[Written instruction] Could you reproduce every line of the records below verbatim, with each character, number and bracket left unchanged?

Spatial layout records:
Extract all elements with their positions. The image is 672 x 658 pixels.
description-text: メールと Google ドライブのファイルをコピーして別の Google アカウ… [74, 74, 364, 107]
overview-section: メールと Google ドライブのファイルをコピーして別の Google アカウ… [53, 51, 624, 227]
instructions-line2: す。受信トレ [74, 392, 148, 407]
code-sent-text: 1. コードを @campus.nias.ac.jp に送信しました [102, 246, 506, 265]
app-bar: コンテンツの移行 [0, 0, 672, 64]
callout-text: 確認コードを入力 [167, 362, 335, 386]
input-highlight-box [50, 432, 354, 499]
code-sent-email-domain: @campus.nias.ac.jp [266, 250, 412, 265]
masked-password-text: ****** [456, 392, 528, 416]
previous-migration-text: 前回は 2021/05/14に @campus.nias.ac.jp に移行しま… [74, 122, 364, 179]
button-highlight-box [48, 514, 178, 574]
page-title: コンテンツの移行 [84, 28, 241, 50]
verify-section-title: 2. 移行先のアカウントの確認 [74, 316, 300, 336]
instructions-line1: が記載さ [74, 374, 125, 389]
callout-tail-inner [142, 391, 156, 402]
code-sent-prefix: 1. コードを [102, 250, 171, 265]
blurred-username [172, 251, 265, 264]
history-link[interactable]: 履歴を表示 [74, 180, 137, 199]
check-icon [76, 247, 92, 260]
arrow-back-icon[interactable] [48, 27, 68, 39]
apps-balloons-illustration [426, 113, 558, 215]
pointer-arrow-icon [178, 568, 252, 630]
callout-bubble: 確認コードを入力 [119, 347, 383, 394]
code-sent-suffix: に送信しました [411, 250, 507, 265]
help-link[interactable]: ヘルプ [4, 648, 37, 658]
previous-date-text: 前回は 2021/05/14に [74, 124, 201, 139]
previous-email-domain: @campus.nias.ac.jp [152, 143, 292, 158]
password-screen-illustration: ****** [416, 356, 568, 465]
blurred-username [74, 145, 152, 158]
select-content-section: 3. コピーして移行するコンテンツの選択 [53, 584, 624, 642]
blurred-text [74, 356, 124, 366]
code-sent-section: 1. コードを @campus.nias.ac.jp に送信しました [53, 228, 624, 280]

[Final result]
Extract all elements with their positions. The image is 672 x 658 pixels.
description-text: メールと Google ドライブのファイルをコピーして別の Google アカウ… [74, 74, 364, 107]
overview-section: メールと Google ドライブのファイルをコピーして別の Google アカウ… [53, 51, 624, 227]
instructions-line2: す。受信トレ [74, 392, 148, 407]
code-sent-text: 1. コードを @campus.nias.ac.jp に送信しました [102, 246, 506, 265]
app-bar: コンテンツの移行 [0, 0, 672, 64]
callout-text: 確認コードを入力 [167, 362, 335, 386]
input-highlight-box [50, 432, 354, 499]
code-sent-email-domain: @campus.nias.ac.jp [266, 250, 412, 265]
masked-password-text: ****** [456, 392, 528, 416]
previous-migration-text: 前回は 2021/05/14に @campus.nias.ac.jp に移行しま… [74, 122, 364, 179]
button-highlight-box [48, 514, 178, 574]
page-title: コンテンツの移行 [84, 28, 241, 50]
verify-section-title: 2. 移行先のアカウントの確認 [74, 316, 300, 336]
instructions-line1: が記載さ [74, 374, 125, 389]
callout-tail-inner [142, 391, 156, 402]
code-sent-prefix: 1. コードを [102, 250, 171, 265]
blurred-username [172, 251, 265, 264]
history-link[interactable]: 履歴を表示 [74, 180, 137, 199]
check-icon [76, 247, 92, 260]
arrow-back-icon[interactable] [48, 27, 68, 39]
apps-balloons-illustration [426, 113, 558, 215]
pointer-arrow-icon [178, 568, 252, 630]
callout-bubble: 確認コードを入力 [119, 347, 383, 394]
code-sent-suffix: に送信しました [411, 250, 507, 265]
help-link[interactable]: ヘルプ [4, 648, 37, 658]
previous-date-text: 前回は 2021/05/14に [74, 124, 201, 139]
previous-email-domain: @campus.nias.ac.jp [152, 143, 292, 158]
password-screen-illustration: ****** [416, 356, 568, 465]
blurred-username [74, 145, 152, 158]
select-content-section: 3. コピーして移行するコンテンツの選択 [53, 584, 624, 642]
blurred-text [74, 356, 124, 366]
code-sent-section: 1. コードを @campus.nias.ac.jp に送信しました [53, 228, 624, 280]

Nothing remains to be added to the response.